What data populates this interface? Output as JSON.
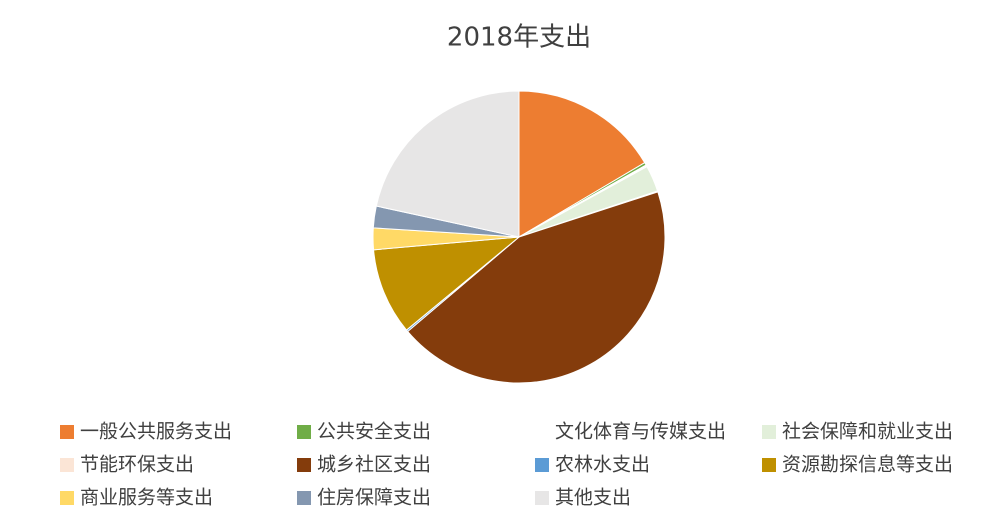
{
  "chart_data": {
    "type": "pie",
    "title": "2018年支出",
    "categories": [
      "一般公共服务支出",
      "公共安全支出",
      "文化体育与传媒支出",
      "社会保障和就业支出",
      "节能环保支出",
      "城乡社区支出",
      "农林水支出",
      "资源勘探信息等支出",
      "商业服务等支出",
      "住房保障支出",
      "其他支出"
    ],
    "values": [
      16.5,
      0.3,
      0.2,
      2.9,
      0.1,
      43.8,
      0.2,
      9.6,
      2.4,
      2.4,
      21.6
    ],
    "colors": [
      "#ED7D31",
      "#70AD47",
      "#FFFFFF",
      "#E2EFDA",
      "#FBE5D6",
      "#843C0C",
      "#5B9BD5",
      "#BF9000",
      "#FFD966",
      "#8497B0",
      "#E7E6E6"
    ],
    "legend": "bottom"
  }
}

_What is expected_:
Reproduce each entry verbatim, excluding any embedded images.

_Reply_:
What data populates this interface? Output as JSON.
{
  "chart_data": {
    "type": "pie",
    "title": "2018年支出",
    "categories": [
      "一般公共服务支出",
      "公共安全支出",
      "文化体育与传媒支出",
      "社会保障和就业支出",
      "节能环保支出",
      "城乡社区支出",
      "农林水支出",
      "资源勘探信息等支出",
      "商业服务等支出",
      "住房保障支出",
      "其他支出"
    ],
    "values": [
      16.5,
      0.3,
      0.2,
      2.9,
      0.1,
      43.8,
      0.2,
      9.6,
      2.4,
      2.4,
      21.6
    ],
    "colors": [
      "#ED7D31",
      "#70AD47",
      "#FFFFFF",
      "#E2EFDA",
      "#FBE5D6",
      "#843C0C",
      "#5B9BD5",
      "#BF9000",
      "#FFD966",
      "#8497B0",
      "#E7E6E6"
    ],
    "legend": "bottom"
  }
}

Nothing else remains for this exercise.